* **List of tasks**
**a)** From the new-member forum thread below, list the usernames of everyone whose reply welcomes jonesie.
**b)** Write the next part of the new-member forum thread below, starting after the last line shown.

* **Excerpted text**
■ ■ ■
# new to site



## jonesie (Aug 23, 2009)

just wanted to say hi. i am new to this site and to building small engines. i have been a moldmaker for 30+yrs and am now doing toolmaker work for a truck engine plant. i am in the prosses of building jerry howells power house and farm boy.i am sure i will get some good help here and hope also to be of help to others. thanks jonesie


----------



## Tin Falcon (Aug 23, 2009)

Welcome jonsie
 wth 30 years experience I am sure you can help a bit too. Welcome!!! looking forward to picks and posts.
Tin


----------



## CrewCab (Aug 23, 2009)

Welcome to the site jonesie ;D

CC


----------



## zeeprogrammer (Aug 23, 2009)

Welcome jonesie.
Have you built some engines before?
Got any pics?


----------



## GailInNM (Aug 23, 2009)

Glad to have you with us jonesie. Keep us updated on your projects.
 wEc1
Gail in NM


----------



## itowbig (Aug 23, 2009)
■ ■ ■
* **Dataset excerpts**

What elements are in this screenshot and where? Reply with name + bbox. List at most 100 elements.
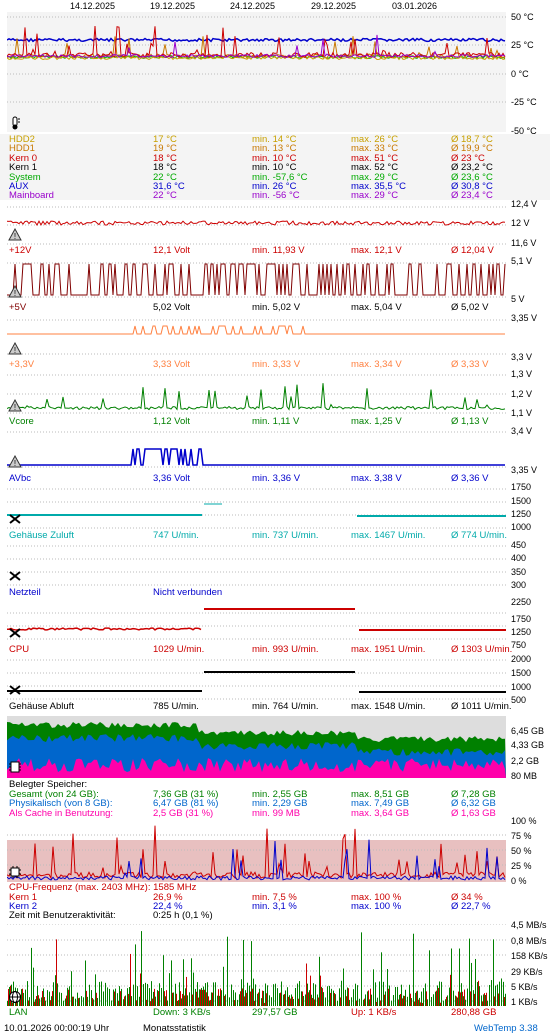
lan-down-bar <box>211 992 212 1006</box>
lan-down-bar <box>241 979 242 1006</box>
lan-down-bar <box>45 1000 46 1006</box>
volt5-axis-label: 5,1 V <box>511 256 533 266</box>
monthly-stats-link[interactable]: Monatsstatistik <box>143 1023 206 1034</box>
legend-max: max. 8,51 GB <box>351 789 410 800</box>
lan-down-bar <box>41 997 42 1006</box>
lan-up-bar <box>420 1002 421 1006</box>
legend-name: HDD2 <box>9 134 35 145</box>
lan-up-bar <box>250 991 251 1006</box>
lan-down-bar <box>189 992 190 1006</box>
lan-down-bar <box>245 990 246 1006</box>
lan-down-bar <box>379 981 380 1006</box>
lan-up-bar <box>176 993 177 1006</box>
legend-row: Physikalisch (von 8 GB): 6,47 GB (81 %) mi… <box>0 798 550 809</box>
lan-down-bar <box>397 986 398 1006</box>
lan-up-bar <box>92 998 93 1006</box>
lan-down-bar <box>421 991 422 1006</box>
lan-up-bar <box>258 992 259 1006</box>
legend-name: Mainboard <box>9 190 54 202</box>
lan-down-bar <box>95 974 96 1006</box>
footer-timestamp: 10.01.2026 00:00:19 Uhr <box>4 1023 110 1034</box>
voltage-warning-icon: ! <box>8 455 22 468</box>
lan-down-bar <box>505 993 506 1006</box>
legend-name: HDD1 <box>9 143 35 155</box>
lan-down-bar <box>137 986 138 1006</box>
lan-up-bar <box>254 1000 255 1006</box>
sensor-status: Nicht verbunden <box>153 587 223 598</box>
lan-down-bar <box>101 981 102 1006</box>
cpu-chip-icon <box>9 866 21 878</box>
lan-down-bar <box>293 998 294 1006</box>
lan-down-bar <box>323 992 324 1006</box>
webtemp-version-link[interactable]: WebTemp 3.38 <box>474 1023 538 1034</box>
vcore-chart <box>7 372 506 415</box>
lan-down-bar <box>327 986 328 1006</box>
cpu-frequency: CPU-Frequenz (max. 2403 MHz): 1585 MHz <box>9 882 197 893</box>
legend-cur: 22 °C <box>153 171 177 183</box>
lan-up-bar <box>460 992 461 1006</box>
lan-down-bar <box>325 997 326 1006</box>
lan-down-bar <box>361 932 362 1006</box>
lan-down-bar <box>409 984 410 1006</box>
legend-row: Gesamt (von 24 GB): 7,36 GB (31 %) min. 2,… <box>0 789 550 800</box>
lan-up-bar <box>426 991 427 1006</box>
fan-netzteil-chart <box>7 543 506 586</box>
svg-text:!: ! <box>14 403 16 412</box>
chart-svg <box>7 374 506 414</box>
lan-down-bar <box>31 947 32 1006</box>
lan-down-bar <box>49 991 50 1006</box>
lan-down-bar <box>351 997 352 1006</box>
vcore-axis-label: 1,2 V <box>511 389 533 399</box>
lan-up-bar <box>86 990 87 1006</box>
lan-down-bar <box>183 959 184 1006</box>
lan-down-bar <box>243 939 244 1006</box>
legend-max: max. 52 °C <box>351 162 399 174</box>
lan-up-bar <box>356 1000 357 1006</box>
lan-up-bar <box>244 996 245 1006</box>
lan-up-bar <box>12 1002 13 1006</box>
lan-down-bar <box>111 1000 112 1006</box>
sensor-max: max. 1467 U/min. <box>351 530 426 541</box>
sensor-avg: Ø 1,13 V <box>451 416 489 427</box>
legend-min: min. -56 °C <box>252 190 300 202</box>
lan-up-bar <box>78 998 79 1006</box>
sensor-name: Gehäuse Abluft <box>9 701 74 712</box>
lan-down-bar <box>71 971 72 1006</box>
legend-cur: 18 °C <box>153 162 177 174</box>
lan-down-bar <box>179 982 180 1006</box>
lan-down-bar <box>257 993 258 1006</box>
legend-min: min. 10 °C <box>252 162 297 174</box>
sensor-min: min. 737 U/min. <box>252 530 319 541</box>
lan-down-bar <box>479 986 480 1006</box>
lan-up-bar <box>202 989 203 1006</box>
legend-cur: 31,6 °C <box>153 181 185 192</box>
lan-down-bar <box>231 984 232 1006</box>
legend-avg: Ø 1,63 GB <box>451 807 496 819</box>
lan-down-bar <box>219 995 220 1006</box>
lan-down-bar <box>141 931 142 1006</box>
legend-cur: 22 °C <box>153 190 177 202</box>
fan-axis-label: 500 <box>511 695 527 705</box>
legend-min: min. 14 °C <box>252 134 297 145</box>
user-activity-row: Zeit mit Benutzeraktivität: 0:25 h (0,1 … <box>9 910 213 921</box>
lan-axis-label: 158 KB/s <box>511 951 548 961</box>
lan-down-bar <box>399 994 400 1006</box>
lan-down-bar <box>191 958 192 1006</box>
lan-down-bar <box>163 955 164 1006</box>
legend-avg: Ø 23,4 °C <box>451 190 493 202</box>
temperature-chart <box>7 12 506 132</box>
legend-name: Kern 1 <box>9 162 37 174</box>
lan-up-bar <box>456 996 457 1006</box>
lan-down-bar <box>213 982 214 1006</box>
lan-up-bar <box>208 996 209 1006</box>
lan-up-bar <box>364 998 365 1006</box>
lan-up-bar <box>140 973 141 1006</box>
legend-row: Kern 2 22,4 % min. 3,1 % max. 100 % Ø 22,7 % <box>0 901 550 912</box>
lan-down-bar <box>33 967 34 1006</box>
sensor-name: CPU <box>9 644 30 655</box>
volt5-row: +5V 5,02 Volt min. 5,02 V max. 5,04 V Ø … <box>0 302 550 313</box>
lan-up-bar <box>312 997 313 1006</box>
lan-up-bar <box>154 988 155 1006</box>
lan-down-bar <box>115 988 116 1006</box>
fan-axis-label: 1750 <box>511 482 532 492</box>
■ ■ ■
* **Outputs for the tasks**
**a)** Tin Falcon, CrewCab, zeeprogrammer, GailInNM

**b)**
howdy hey and welcome wEc1 we like picks as much as we like the engines  :bow:


----------



## Maryak (Aug 23, 2009)

Jonesie,

Welcome to our forum wEc1

Best Regards
Bob


----------



## rake60 (Aug 24, 2009)

Welcome to HMEM jonesie.

Rick


----------



## the engineer (Aug 24, 2009)

welcome
 lots of good folks on here and nice eye candy also cheers john


----------



## Engine maker (Aug 26, 2009)

Welcome to the site. I built Farm Boy #003. One of the best running engines I ever built. You'll enjoy it. Have some photo in the photo section. Any questions just drop me a line.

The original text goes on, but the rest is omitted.